Available records:
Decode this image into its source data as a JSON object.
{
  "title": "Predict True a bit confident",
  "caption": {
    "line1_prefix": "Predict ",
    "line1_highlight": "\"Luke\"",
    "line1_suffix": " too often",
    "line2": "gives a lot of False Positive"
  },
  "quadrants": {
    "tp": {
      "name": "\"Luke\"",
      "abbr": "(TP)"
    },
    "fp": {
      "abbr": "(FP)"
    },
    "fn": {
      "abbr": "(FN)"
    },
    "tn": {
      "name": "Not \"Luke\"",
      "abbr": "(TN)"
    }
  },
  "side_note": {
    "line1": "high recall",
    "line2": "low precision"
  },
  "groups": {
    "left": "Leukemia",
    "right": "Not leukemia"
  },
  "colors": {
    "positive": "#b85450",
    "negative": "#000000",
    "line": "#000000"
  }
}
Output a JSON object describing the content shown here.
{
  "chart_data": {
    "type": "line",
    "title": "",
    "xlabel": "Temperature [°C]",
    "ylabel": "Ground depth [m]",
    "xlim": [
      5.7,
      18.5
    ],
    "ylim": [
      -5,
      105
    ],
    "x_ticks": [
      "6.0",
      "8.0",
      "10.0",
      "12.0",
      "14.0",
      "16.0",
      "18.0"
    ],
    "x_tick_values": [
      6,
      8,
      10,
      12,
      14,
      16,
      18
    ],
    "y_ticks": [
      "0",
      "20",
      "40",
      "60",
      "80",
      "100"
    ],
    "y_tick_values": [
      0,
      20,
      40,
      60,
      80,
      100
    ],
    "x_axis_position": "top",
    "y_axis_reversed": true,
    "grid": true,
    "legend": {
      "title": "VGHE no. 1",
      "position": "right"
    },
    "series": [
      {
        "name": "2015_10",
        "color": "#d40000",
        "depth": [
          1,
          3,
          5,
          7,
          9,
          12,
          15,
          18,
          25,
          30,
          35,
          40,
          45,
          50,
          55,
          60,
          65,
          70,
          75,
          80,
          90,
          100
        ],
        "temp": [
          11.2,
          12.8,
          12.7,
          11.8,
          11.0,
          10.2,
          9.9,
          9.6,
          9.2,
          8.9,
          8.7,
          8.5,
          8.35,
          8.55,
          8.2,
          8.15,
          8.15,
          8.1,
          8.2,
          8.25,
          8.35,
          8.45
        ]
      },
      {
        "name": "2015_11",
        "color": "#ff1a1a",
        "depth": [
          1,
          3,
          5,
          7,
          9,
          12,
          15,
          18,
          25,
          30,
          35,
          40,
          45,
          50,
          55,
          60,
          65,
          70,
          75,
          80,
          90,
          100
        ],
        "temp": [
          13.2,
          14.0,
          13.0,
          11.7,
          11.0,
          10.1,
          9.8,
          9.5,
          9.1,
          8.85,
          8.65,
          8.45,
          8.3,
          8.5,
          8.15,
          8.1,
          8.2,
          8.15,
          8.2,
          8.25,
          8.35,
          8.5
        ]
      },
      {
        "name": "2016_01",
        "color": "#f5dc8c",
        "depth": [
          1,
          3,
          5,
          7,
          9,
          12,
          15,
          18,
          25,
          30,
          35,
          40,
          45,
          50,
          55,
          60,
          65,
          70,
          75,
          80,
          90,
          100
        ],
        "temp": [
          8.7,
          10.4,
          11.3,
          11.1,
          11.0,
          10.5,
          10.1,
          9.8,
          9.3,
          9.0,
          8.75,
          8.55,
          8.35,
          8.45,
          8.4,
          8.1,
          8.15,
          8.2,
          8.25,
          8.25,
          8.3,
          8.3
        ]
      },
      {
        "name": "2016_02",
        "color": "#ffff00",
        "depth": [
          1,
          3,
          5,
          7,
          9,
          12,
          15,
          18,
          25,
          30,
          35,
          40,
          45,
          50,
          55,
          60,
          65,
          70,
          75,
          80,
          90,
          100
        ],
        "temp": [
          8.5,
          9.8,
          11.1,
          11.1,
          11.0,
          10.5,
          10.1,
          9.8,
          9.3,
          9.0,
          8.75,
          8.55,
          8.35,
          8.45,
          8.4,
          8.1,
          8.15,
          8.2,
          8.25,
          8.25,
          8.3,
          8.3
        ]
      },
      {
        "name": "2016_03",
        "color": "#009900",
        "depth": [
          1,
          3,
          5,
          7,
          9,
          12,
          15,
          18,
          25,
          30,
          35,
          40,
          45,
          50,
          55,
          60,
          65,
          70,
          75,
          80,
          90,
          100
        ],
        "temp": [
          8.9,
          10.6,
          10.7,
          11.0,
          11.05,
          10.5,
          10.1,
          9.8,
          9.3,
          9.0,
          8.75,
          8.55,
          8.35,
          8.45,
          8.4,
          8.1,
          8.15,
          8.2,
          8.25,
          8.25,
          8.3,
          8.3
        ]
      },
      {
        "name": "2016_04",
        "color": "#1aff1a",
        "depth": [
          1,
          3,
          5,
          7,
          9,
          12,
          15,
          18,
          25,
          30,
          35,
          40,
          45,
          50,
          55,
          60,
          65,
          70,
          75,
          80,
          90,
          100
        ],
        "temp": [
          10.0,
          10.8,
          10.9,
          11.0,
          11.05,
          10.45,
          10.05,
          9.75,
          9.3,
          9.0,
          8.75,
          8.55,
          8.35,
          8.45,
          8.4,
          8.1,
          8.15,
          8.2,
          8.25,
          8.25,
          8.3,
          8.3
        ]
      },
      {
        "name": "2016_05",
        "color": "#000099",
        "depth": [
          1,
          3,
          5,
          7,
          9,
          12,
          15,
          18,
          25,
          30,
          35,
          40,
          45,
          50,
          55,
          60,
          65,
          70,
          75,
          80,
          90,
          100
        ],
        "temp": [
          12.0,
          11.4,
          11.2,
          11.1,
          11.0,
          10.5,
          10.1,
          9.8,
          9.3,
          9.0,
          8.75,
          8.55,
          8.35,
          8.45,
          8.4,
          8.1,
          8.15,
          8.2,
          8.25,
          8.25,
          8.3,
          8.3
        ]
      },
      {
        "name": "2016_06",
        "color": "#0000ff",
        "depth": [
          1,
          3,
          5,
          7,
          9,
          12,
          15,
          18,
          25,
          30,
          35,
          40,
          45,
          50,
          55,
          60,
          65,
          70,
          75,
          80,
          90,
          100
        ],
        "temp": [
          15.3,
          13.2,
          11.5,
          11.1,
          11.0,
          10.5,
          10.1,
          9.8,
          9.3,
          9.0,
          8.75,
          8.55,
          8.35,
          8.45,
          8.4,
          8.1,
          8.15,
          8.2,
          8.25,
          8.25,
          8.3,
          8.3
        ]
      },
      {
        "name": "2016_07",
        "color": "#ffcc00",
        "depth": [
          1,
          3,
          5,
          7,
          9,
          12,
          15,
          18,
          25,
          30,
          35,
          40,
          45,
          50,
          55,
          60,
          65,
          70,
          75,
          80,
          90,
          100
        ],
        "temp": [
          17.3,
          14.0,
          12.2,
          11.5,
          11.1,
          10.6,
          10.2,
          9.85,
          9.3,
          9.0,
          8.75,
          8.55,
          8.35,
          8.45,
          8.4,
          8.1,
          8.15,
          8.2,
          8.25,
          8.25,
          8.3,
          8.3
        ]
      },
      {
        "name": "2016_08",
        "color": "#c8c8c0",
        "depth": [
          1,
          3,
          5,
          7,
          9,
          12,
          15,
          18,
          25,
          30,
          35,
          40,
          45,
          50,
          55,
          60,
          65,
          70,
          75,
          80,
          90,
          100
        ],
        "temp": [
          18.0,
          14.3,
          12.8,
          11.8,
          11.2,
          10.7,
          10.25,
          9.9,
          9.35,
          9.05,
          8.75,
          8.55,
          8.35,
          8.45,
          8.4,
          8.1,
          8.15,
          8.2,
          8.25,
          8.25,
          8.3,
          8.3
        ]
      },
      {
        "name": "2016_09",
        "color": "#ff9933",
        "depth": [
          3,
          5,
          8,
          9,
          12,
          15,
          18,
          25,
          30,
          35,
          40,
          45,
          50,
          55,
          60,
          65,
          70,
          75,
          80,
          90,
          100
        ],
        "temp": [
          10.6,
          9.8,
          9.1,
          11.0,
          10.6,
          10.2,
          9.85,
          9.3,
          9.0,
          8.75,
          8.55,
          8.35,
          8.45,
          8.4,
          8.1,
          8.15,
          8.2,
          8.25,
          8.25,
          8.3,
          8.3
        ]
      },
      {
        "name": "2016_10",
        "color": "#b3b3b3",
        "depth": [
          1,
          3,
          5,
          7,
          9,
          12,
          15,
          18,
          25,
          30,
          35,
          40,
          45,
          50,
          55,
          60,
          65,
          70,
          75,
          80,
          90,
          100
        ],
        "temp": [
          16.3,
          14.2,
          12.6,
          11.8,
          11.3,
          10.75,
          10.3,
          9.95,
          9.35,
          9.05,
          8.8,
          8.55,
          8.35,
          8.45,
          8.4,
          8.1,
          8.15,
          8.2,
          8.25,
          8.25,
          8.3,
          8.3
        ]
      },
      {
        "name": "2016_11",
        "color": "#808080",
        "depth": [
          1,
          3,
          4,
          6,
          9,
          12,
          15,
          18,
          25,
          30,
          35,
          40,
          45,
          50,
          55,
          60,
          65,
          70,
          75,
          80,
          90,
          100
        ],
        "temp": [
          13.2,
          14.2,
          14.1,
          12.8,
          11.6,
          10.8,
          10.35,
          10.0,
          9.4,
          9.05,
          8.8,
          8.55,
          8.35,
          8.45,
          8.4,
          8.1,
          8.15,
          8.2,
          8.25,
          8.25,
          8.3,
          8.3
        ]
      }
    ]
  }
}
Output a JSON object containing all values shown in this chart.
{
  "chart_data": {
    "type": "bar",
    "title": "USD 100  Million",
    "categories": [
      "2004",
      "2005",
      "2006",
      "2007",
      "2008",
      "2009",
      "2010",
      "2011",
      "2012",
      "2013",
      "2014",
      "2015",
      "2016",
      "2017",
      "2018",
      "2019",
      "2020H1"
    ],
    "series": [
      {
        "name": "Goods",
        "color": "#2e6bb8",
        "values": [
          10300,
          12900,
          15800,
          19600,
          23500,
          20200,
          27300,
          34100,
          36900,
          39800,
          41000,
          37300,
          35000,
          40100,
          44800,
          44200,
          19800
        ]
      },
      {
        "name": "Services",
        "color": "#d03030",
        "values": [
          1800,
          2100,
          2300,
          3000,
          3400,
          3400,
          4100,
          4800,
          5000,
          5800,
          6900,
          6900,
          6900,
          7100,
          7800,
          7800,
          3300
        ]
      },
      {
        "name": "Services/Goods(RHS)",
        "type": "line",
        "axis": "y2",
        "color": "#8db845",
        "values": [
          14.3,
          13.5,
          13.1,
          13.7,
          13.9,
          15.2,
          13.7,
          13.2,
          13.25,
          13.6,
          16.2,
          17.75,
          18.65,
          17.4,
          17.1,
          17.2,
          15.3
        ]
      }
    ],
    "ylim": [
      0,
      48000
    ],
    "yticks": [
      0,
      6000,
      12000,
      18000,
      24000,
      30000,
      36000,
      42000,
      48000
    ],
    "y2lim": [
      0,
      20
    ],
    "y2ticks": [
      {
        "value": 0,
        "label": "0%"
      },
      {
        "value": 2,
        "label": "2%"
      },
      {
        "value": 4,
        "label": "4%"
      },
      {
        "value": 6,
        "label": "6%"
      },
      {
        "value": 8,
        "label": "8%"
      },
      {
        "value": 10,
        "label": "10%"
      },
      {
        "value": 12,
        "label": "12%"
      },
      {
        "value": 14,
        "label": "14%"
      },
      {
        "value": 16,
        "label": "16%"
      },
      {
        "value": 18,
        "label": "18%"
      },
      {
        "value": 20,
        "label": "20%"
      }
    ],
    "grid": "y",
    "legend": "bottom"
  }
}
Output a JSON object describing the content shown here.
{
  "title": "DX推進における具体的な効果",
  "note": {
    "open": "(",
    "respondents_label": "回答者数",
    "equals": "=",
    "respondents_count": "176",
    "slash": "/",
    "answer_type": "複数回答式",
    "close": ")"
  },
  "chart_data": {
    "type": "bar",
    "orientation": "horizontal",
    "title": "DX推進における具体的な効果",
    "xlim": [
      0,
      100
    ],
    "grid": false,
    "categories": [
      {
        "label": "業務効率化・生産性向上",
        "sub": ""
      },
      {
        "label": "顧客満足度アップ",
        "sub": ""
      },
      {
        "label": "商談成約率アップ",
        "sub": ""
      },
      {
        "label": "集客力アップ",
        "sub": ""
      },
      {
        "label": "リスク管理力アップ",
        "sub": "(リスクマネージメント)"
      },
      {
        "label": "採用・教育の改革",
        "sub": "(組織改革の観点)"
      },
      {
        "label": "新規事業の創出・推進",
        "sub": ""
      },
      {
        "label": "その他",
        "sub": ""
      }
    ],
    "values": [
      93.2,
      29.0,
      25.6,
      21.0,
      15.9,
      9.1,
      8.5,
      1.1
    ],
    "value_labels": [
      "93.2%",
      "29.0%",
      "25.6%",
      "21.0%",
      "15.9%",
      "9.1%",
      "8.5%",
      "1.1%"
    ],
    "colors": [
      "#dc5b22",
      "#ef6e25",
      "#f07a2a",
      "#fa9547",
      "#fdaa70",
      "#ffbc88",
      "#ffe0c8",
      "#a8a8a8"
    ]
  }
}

Requirement: Identify every line where the string "DX推進における具体的な効果" appears.

Written answer:
  "title": "DX推進における具体的な効果",
    "title": "DX推進における具体的な効果",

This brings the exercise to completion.